▸ **WHAT TO WORK ON**
Search the data for the word "name" and copy every line where it occurs.

==== AVAILABLE DATA ====

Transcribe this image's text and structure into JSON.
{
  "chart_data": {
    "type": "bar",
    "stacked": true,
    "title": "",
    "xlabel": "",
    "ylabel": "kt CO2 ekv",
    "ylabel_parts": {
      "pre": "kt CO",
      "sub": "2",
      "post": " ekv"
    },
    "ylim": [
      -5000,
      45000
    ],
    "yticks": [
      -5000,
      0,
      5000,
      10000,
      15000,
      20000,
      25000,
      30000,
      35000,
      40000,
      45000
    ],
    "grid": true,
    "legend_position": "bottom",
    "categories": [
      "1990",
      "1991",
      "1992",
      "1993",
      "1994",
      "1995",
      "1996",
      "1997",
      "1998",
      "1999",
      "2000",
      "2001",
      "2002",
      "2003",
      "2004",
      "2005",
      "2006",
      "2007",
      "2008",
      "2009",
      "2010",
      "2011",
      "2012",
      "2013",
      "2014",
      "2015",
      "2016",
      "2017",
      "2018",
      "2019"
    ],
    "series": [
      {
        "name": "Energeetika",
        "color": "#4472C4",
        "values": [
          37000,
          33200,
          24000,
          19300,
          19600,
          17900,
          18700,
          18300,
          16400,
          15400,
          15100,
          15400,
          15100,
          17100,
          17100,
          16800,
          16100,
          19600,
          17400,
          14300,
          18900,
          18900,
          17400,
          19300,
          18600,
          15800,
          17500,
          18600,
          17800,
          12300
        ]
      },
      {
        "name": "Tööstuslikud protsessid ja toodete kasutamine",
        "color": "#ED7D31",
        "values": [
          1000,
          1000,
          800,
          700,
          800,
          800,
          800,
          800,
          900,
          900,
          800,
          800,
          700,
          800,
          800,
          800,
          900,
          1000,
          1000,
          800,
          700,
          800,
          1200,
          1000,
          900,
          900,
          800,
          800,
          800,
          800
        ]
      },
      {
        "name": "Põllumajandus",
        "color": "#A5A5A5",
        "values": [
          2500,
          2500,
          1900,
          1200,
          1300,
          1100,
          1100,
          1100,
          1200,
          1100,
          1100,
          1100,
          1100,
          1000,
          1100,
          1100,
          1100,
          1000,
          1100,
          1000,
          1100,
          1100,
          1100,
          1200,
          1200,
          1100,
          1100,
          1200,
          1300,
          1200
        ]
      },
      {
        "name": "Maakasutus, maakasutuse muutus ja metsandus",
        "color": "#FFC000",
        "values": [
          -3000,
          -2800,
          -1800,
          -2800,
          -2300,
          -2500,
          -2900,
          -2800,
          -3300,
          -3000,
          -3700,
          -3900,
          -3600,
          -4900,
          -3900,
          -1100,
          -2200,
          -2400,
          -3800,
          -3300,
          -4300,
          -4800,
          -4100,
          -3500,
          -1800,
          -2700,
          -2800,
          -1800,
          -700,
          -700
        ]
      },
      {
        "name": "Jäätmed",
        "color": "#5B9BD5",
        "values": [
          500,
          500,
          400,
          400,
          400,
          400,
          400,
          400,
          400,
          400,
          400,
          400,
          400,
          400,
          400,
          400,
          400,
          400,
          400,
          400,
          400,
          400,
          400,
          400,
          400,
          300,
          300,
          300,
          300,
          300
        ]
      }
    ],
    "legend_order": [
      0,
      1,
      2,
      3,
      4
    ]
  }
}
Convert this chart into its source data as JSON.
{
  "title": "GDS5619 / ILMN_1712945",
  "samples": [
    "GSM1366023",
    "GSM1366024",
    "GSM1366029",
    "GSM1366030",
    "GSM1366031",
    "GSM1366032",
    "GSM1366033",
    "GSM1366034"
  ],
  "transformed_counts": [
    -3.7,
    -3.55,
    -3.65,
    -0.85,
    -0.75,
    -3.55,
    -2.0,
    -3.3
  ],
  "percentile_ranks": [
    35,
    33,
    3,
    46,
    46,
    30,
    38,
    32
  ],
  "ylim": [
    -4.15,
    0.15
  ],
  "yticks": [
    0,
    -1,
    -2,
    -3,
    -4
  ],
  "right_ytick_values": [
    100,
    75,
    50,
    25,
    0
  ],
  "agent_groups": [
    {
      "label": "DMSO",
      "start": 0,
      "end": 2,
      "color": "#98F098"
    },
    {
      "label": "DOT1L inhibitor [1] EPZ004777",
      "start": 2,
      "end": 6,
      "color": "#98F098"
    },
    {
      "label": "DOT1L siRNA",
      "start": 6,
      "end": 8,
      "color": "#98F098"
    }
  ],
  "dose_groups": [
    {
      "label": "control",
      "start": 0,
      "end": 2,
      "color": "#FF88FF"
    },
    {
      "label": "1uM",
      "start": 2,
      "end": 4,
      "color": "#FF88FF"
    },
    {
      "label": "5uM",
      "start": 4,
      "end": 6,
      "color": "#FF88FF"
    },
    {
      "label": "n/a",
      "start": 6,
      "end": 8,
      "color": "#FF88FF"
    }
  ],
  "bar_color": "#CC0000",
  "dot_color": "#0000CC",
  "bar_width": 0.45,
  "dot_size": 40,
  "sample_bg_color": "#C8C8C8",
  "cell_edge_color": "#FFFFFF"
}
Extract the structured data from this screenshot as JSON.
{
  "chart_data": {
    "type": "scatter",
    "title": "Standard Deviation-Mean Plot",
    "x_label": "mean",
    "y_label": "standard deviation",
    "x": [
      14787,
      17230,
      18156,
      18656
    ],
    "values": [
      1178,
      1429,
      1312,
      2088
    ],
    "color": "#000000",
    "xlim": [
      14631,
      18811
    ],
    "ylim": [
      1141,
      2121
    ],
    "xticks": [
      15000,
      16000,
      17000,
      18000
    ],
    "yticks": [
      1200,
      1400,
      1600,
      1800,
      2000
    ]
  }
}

====

▸ **RESULT FOR THIS EXERCISE**
        "name": "Energeetika",
        "name": "Tööstuslikud protsessid ja toodete kasutamine",
        "name": "Põllumajandus",
        "name": "Maakasutus, maakasutuse muutus ja metsandus",
        "name": "Jäätmed",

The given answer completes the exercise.